## Brief
Reproduce the data below in full, swapping every occurrence of "housing stock" for "property portfolio" and leaving all other text unchanged.

## Task input
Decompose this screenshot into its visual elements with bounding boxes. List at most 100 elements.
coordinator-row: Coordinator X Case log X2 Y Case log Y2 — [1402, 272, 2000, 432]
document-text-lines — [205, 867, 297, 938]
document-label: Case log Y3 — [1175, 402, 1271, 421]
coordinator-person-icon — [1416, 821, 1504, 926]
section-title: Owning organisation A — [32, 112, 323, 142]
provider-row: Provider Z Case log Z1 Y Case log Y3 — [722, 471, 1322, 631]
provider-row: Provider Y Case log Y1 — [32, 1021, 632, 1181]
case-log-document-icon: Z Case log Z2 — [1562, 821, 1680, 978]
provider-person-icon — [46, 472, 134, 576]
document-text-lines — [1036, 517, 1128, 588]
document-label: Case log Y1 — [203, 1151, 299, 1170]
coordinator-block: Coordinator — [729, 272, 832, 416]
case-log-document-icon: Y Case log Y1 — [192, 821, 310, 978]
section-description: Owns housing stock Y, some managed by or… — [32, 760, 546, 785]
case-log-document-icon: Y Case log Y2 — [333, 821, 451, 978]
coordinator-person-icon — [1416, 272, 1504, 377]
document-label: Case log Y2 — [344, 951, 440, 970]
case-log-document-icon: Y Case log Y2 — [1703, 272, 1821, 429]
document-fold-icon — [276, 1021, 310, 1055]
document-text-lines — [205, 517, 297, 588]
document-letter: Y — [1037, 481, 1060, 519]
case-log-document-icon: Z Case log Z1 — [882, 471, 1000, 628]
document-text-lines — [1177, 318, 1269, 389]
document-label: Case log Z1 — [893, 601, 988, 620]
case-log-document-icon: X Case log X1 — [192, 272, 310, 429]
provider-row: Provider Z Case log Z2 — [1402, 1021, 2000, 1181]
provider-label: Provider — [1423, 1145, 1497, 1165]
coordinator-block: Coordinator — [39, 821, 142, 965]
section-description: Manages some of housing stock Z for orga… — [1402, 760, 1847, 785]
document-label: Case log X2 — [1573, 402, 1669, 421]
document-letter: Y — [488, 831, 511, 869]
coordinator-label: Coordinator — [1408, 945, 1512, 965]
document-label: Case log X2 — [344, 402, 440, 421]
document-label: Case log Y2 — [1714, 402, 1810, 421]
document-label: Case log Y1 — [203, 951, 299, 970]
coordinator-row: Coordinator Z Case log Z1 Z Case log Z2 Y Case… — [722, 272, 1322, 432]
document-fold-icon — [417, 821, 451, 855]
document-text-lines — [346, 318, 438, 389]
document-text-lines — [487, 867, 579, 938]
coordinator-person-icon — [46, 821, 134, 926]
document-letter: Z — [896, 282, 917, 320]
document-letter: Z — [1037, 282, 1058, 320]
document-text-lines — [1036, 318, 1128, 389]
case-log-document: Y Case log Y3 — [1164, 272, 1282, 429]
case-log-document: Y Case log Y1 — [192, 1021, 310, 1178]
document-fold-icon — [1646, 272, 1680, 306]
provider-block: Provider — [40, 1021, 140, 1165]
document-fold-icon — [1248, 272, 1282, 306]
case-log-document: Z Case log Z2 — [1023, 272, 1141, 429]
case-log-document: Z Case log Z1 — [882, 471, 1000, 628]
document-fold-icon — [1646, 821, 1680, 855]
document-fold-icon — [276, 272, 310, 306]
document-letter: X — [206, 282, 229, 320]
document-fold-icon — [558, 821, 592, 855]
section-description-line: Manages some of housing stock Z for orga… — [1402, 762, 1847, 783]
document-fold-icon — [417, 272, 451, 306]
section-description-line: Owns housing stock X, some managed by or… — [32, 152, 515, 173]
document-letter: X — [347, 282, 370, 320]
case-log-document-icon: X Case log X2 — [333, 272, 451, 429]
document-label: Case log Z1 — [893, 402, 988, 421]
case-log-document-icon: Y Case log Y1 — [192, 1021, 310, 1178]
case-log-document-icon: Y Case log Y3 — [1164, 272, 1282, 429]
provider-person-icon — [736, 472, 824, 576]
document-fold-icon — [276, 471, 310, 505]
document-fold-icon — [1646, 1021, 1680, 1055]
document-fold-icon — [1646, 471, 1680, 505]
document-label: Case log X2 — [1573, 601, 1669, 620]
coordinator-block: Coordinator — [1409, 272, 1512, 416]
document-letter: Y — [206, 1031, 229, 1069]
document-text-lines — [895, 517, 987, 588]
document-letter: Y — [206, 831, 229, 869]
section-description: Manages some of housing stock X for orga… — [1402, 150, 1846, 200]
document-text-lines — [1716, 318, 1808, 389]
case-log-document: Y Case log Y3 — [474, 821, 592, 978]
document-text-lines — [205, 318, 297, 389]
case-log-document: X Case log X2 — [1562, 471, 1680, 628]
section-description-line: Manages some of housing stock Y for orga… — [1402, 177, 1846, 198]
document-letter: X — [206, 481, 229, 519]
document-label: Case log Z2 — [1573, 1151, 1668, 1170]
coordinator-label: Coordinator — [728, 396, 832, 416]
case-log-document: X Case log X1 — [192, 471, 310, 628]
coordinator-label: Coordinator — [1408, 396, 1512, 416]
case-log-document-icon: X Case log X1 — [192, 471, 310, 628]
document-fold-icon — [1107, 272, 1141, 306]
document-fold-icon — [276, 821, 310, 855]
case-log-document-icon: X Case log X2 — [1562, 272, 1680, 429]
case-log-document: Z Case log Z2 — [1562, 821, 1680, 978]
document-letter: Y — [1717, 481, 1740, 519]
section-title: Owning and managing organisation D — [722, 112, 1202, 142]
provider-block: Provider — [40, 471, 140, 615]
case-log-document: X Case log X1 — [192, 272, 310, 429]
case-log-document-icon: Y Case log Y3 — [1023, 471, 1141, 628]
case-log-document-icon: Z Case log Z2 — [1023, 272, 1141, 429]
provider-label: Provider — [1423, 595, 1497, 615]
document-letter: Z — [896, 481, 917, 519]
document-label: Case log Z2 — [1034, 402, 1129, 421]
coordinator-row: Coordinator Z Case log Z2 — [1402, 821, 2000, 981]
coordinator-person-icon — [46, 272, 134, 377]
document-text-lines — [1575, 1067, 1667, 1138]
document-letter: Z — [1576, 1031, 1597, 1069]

## Result for this exercise
Decompose this screenshot into its visual elements with bounding boxes. List at most 100 elements.
coordinator-row: Coordinator X Case log X2 Y Case log Y2 — [1402, 272, 2000, 432]
document-text-lines — [205, 867, 297, 938]
document-label: Case log Y3 — [1175, 402, 1271, 421]
coordinator-person-icon — [1416, 821, 1504, 926]
section-title: Owning organisation A — [32, 112, 323, 142]
provider-row: Provider Z Case log Z1 Y Case log Y3 — [722, 471, 1322, 631]
provider-row: Provider Y Case log Y1 — [32, 1021, 632, 1181]
case-log-document-icon: Z Case log Z2 — [1562, 821, 1680, 978]
provider-person-icon — [46, 472, 134, 576]
document-text-lines — [1036, 517, 1128, 588]
document-label: Case log Y1 — [203, 1151, 299, 1170]
coordinator-block: Coordinator — [729, 272, 832, 416]
case-log-document-icon: Y Case log Y1 — [192, 821, 310, 978]
section-description: Owns property portfolio Y, some managed by or… — [32, 760, 546, 785]
case-log-document-icon: Y Case log Y2 — [333, 821, 451, 978]
coordinator-person-icon — [1416, 272, 1504, 377]
document-label: Case log Y2 — [344, 951, 440, 970]
case-log-document-icon: Y Case log Y2 — [1703, 272, 1821, 429]
document-fold-icon — [276, 1021, 310, 1055]
document-text-lines — [205, 517, 297, 588]
document-letter: Y — [1037, 481, 1060, 519]
case-log-document-icon: Z Case log Z1 — [882, 471, 1000, 628]
document-text-lines — [1177, 318, 1269, 389]
document-label: Case log Z1 — [893, 601, 988, 620]
case-log-document-icon: X Case log X1 — [192, 272, 310, 429]
provider-row: Provider Z Case log Z2 — [1402, 1021, 2000, 1181]
provider-label: Provider — [1423, 1145, 1497, 1165]
coordinator-block: Coordinator — [39, 821, 142, 965]
section-description: Manages some of property portfolio Z for orga… — [1402, 760, 1847, 785]
document-label: Case log X2 — [1573, 402, 1669, 421]
document-letter: Y — [488, 831, 511, 869]
coordinator-label: Coordinator — [1408, 945, 1512, 965]
document-label: Case log X2 — [344, 402, 440, 421]
document-label: Case log Y2 — [1714, 402, 1810, 421]
document-label: Case log Y1 — [203, 951, 299, 970]
coordinator-row: Coordinator Z Case log Z1 Z Case log Z2 Y Case… — [722, 272, 1322, 432]
document-fold-icon — [417, 821, 451, 855]
document-text-lines — [346, 318, 438, 389]
document-text-lines — [487, 867, 579, 938]
coordinator-person-icon — [46, 821, 134, 926]
document-letter: Z — [896, 282, 917, 320]
document-letter: Z — [1037, 282, 1058, 320]
document-text-lines — [1036, 318, 1128, 389]
case-log-document: Y Case log Y3 — [1164, 272, 1282, 429]
case-log-document: Y Case log Y1 — [192, 1021, 310, 1178]
document-fold-icon — [1646, 272, 1680, 306]
provider-block: Provider — [40, 1021, 140, 1165]
document-fold-icon — [1248, 272, 1282, 306]
case-log-document: Z Case log Z2 — [1023, 272, 1141, 429]
case-log-document: Z Case log Z1 — [882, 471, 1000, 628]
document-fold-icon — [1646, 821, 1680, 855]
document-fold-icon — [276, 272, 310, 306]
document-letter: X — [206, 282, 229, 320]
document-fold-icon — [558, 821, 592, 855]
section-description-line: Manages some of property portfolio Z for orga… — [1402, 762, 1847, 783]
document-fold-icon — [417, 272, 451, 306]
section-description-line: Owns property portfolio X, some managed by or… — [32, 152, 515, 173]
document-letter: X — [347, 282, 370, 320]
case-log-document-icon: X Case log X2 — [333, 272, 451, 429]
document-label: Case log Z1 — [893, 402, 988, 421]
case-log-document-icon: Y Case log Y1 — [192, 1021, 310, 1178]
case-log-document-icon: Y Case log Y3 — [1164, 272, 1282, 429]
provider-person-icon — [736, 472, 824, 576]
document-fold-icon — [276, 471, 310, 505]
document-fold-icon — [1646, 1021, 1680, 1055]
document-fold-icon — [1646, 471, 1680, 505]
document-label: Case log X2 — [1573, 601, 1669, 620]
coordinator-block: Coordinator — [1409, 272, 1512, 416]
document-letter: Y — [206, 1031, 229, 1069]
document-text-lines — [895, 517, 987, 588]
document-letter: Y — [206, 831, 229, 869]
section-description: Manages some of property portfolio X for orga… — [1402, 150, 1846, 200]
document-text-lines — [1716, 318, 1808, 389]
case-log-document: Y Case log Y3 — [474, 821, 592, 978]
document-text-lines — [205, 318, 297, 389]
case-log-document: X Case log X2 — [1562, 471, 1680, 628]
section-description-line: Manages some of property portfolio Y for orga… — [1402, 177, 1846, 198]
document-letter: X — [206, 481, 229, 519]
document-label: Case log Z2 — [1573, 1151, 1668, 1170]
coordinator-label: Coordinator — [728, 396, 832, 416]
case-log-document: X Case log X1 — [192, 471, 310, 628]
coordinator-label: Coordinator — [1408, 396, 1512, 416]
case-log-document-icon: X Case log X1 — [192, 471, 310, 628]
document-fold-icon — [1107, 272, 1141, 306]
document-fold-icon — [276, 821, 310, 855]
case-log-document-icon: X Case log X2 — [1562, 272, 1680, 429]
case-log-document: Z Case log Z2 — [1562, 821, 1680, 978]
document-letter: Y — [1717, 481, 1740, 519]
section-title: Owning and managing organisation D — [722, 112, 1202, 142]
provider-block: Provider — [40, 471, 140, 615]
case-log-document: X Case log X1 — [192, 272, 310, 429]
case-log-document-icon: Y Case log Y3 — [1023, 471, 1141, 628]
case-log-document-icon: Z Case log Z2 — [1023, 272, 1141, 429]
provider-label: Provider — [1423, 595, 1497, 615]
document-letter: Z — [896, 481, 917, 519]
document-label: Case log Z2 — [1034, 402, 1129, 421]
coordinator-row: Coordinator Z Case log Z2 — [1402, 821, 2000, 981]
coordinator-person-icon — [46, 272, 134, 377]
document-text-lines — [1575, 1067, 1667, 1138]
document-letter: Z — [1576, 1031, 1597, 1069]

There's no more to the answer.